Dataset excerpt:
##############################

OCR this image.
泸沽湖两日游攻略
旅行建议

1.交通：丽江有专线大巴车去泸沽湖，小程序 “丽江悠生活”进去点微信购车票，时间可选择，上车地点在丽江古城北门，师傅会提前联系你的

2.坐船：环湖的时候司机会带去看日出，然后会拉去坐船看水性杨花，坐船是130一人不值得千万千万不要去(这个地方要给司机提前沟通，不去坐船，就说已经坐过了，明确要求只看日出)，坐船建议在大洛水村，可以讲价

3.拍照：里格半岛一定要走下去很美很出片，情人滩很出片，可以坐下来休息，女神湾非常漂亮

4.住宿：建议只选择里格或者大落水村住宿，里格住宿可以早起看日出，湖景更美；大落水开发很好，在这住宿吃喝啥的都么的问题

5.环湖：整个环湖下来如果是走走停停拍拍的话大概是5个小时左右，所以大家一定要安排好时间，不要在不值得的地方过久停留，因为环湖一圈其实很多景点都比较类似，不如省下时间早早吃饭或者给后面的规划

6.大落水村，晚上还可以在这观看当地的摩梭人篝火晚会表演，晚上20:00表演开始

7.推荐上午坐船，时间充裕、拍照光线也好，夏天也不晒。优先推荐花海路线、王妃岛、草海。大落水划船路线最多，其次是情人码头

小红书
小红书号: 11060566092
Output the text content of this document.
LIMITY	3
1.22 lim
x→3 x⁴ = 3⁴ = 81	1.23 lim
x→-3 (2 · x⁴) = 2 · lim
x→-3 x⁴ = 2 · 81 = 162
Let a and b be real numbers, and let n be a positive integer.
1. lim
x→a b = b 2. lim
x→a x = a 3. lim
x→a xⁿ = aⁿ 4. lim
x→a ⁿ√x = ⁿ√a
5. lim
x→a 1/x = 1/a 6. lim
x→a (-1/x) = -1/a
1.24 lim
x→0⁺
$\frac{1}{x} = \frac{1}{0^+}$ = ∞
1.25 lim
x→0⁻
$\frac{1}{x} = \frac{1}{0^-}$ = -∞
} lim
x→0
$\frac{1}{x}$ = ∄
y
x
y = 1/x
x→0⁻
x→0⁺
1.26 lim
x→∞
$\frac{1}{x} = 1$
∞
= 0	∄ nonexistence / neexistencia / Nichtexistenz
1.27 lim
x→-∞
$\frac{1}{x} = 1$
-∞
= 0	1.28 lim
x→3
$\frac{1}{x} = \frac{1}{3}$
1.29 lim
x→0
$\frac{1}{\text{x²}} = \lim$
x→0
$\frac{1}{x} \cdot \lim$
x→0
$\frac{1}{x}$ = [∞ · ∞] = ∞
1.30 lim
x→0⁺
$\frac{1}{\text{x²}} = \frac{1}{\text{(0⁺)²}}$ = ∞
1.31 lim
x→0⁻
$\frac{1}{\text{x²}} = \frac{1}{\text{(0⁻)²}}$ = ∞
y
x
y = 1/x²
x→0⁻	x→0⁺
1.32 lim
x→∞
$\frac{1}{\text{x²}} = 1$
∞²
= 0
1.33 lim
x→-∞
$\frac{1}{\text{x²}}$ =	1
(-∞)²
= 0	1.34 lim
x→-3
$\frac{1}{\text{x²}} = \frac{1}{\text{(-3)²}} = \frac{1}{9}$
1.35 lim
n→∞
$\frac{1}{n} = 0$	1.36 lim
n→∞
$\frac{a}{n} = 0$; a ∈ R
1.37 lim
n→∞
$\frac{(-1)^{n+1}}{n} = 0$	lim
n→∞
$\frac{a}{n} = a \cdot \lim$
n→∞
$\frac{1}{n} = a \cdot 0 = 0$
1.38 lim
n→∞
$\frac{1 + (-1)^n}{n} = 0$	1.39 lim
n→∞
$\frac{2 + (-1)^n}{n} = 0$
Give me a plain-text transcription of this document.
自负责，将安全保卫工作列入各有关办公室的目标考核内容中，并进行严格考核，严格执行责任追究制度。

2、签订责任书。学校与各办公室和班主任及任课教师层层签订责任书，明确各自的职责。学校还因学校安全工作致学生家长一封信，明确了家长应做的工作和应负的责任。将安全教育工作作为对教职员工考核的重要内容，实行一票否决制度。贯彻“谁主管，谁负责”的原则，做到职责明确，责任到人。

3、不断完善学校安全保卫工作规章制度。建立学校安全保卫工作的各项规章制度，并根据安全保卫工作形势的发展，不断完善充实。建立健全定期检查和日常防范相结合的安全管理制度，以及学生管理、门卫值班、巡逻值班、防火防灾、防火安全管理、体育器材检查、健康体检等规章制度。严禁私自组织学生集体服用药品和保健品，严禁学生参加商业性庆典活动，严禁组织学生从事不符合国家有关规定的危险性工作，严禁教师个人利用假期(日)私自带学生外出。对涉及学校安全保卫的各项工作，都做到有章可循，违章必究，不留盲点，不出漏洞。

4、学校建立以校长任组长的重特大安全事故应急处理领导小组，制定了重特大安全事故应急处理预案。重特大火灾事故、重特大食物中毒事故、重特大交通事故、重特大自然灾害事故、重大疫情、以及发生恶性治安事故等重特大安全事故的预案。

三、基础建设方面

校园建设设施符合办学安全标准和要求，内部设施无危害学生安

##############################

- [PROBLEM] Repeat the listing in full, keeping every line exactly as it is.

- [WRITTEN SOLUTION]
OCR this image.
泸沽湖两日游攻略
旅行建议

1.交通：丽江有专线大巴车去泸沽湖，小程序 “丽江悠生活”进去点微信购车票，时间可选择，上车地点在丽江古城北门，师傅会提前联系你的

2.坐船：环湖的时候司机会带去看日出，然后会拉去坐船看水性杨花，坐船是130一人不值得千万千万不要去(这个地方要给司机提前沟通，不去坐船，就说已经坐过了，明确要求只看日出)，坐船建议在大洛水村，可以讲价

3.拍照：里格半岛一定要走下去很美很出片，情人滩很出片，可以坐下来休息，女神湾非常漂亮

4.住宿：建议只选择里格或者大落水村住宿，里格住宿可以早起看日出，湖景更美；大落水开发很好，在这住宿吃喝啥的都么的问题

5.环湖：整个环湖下来如果是走走停停拍拍的话大概是5个小时左右，所以大家一定要安排好时间，不要在不值得的地方过久停留，因为环湖一圈其实很多景点都比较类似，不如省下时间早早吃饭或者给后面的规划

6.大落水村，晚上还可以在这观看当地的摩梭人篝火晚会表演，晚上20:00表演开始

7.推荐上午坐船，时间充裕、拍照光线也好，夏天也不晒。优先推荐花海路线、王妃岛、草海。大落水划船路线最多，其次是情人码头

小红书
小红书号: 11060566092
Output the text content of this document.
LIMITY	3
1.22 lim
x→3 x⁴ = 3⁴ = 81	1.23 lim
x→-3 (2 · x⁴) = 2 · lim
x→-3 x⁴ = 2 · 81 = 162
Let a and b be real numbers, and let n be a positive integer.
1. lim
x→a b = b 2. lim
x→a x = a 3. lim
x→a xⁿ = aⁿ 4. lim
x→a ⁿ√x = ⁿ√a
5. lim
x→a 1/x = 1/a 6. lim
x→a (-1/x) = -1/a
1.24 lim
x→0⁺
$\frac{1}{x} = \frac{1}{0^+}$ = ∞
1.25 lim
x→0⁻
$\frac{1}{x} = \frac{1}{0^-}$ = -∞
} lim
x→0
$\frac{1}{x}$ = ∄
y
x
y = 1/x
x→0⁻
x→0⁺
1.26 lim
x→∞
$\frac{1}{x} = 1$
∞
= 0	∄ nonexistence / neexistencia / Nichtexistenz
1.27 lim
x→-∞
$\frac{1}{x} = 1$
-∞
= 0	1.28 lim
x→3
$\frac{1}{x} = \frac{1}{3}$
1.29 lim
x→0
$\frac{1}{\text{x²}} = \lim$
x→0
$\frac{1}{x} \cdot \lim$
x→0
$\frac{1}{x}$ = [∞ · ∞] = ∞
1.30 lim
x→0⁺
$\frac{1}{\text{x²}} = \frac{1}{\text{(0⁺)²}}$ = ∞
1.31 lim
x→0⁻
$\frac{1}{\text{x²}} = \frac{1}{\text{(0⁻)²}}$ = ∞
y
x
y = 1/x²
x→0⁻	x→0⁺
1.32 lim
x→∞
$\frac{1}{\text{x²}} = 1$
∞²
= 0
1.33 lim
x→-∞
$\frac{1}{\text{x²}}$ =	1
(-∞)²
= 0	1.34 lim
x→-3
$\frac{1}{\text{x²}} = \frac{1}{\text{(-3)²}} = \frac{1}{9}$
1.35 lim
n→∞
$\frac{1}{n} = 0$	1.36 lim
n→∞
$\frac{a}{n} = 0$; a ∈ R
1.37 lim
n→∞
$\frac{(-1)^{n+1}}{n} = 0$	lim
n→∞
$\frac{a}{n} = a \cdot \lim$
n→∞
$\frac{1}{n} = a \cdot 0 = 0$
1.38 lim
n→∞
$\frac{1 + (-1)^n}{n} = 0$	1.39 lim
n→∞
$\frac{2 + (-1)^n}{n} = 0$
Give me a plain-text transcription of this document.
自负责，将安全保卫工作列入各有关办公室的目标考核内容中，并进行严格考核，严格执行责任追究制度。

2、签订责任书。学校与各办公室和班主任及任课教师层层签订责任书，明确各自的职责。学校还因学校安全工作致学生家长一封信，明确了家长应做的工作和应负的责任。将安全教育工作作为对教职员工考核的重要内容，实行一票否决制度。贯彻“谁主管，谁负责”的原则，做到职责明确，责任到人。

3、不断完善学校安全保卫工作规章制度。建立学校安全保卫工作的各项规章制度，并根据安全保卫工作形势的发展，不断完善充实。建立健全定期检查和日常防范相结合的安全管理制度，以及学生管理、门卫值班、巡逻值班、防火防灾、防火安全管理、体育器材检查、健康体检等规章制度。严禁私自组织学生集体服用药品和保健品，严禁学生参加商业性庆典活动，严禁组织学生从事不符合国家有关规定的危险性工作，严禁教师个人利用假期(日)私自带学生外出。对涉及学校安全保卫的各项工作，都做到有章可循，违章必究，不留盲点，不出漏洞。

4、学校建立以校长任组长的重特大安全事故应急处理领导小组，制定了重特大安全事故应急处理预案。重特大火灾事故、重特大食物中毒事故、重特大交通事故、重特大自然灾害事故、重大疫情、以及发生恶性治安事故等重特大安全事故的预案。

三、基础建设方面

校园建设设施符合办学安全标准和要求，内部设施无危害学生安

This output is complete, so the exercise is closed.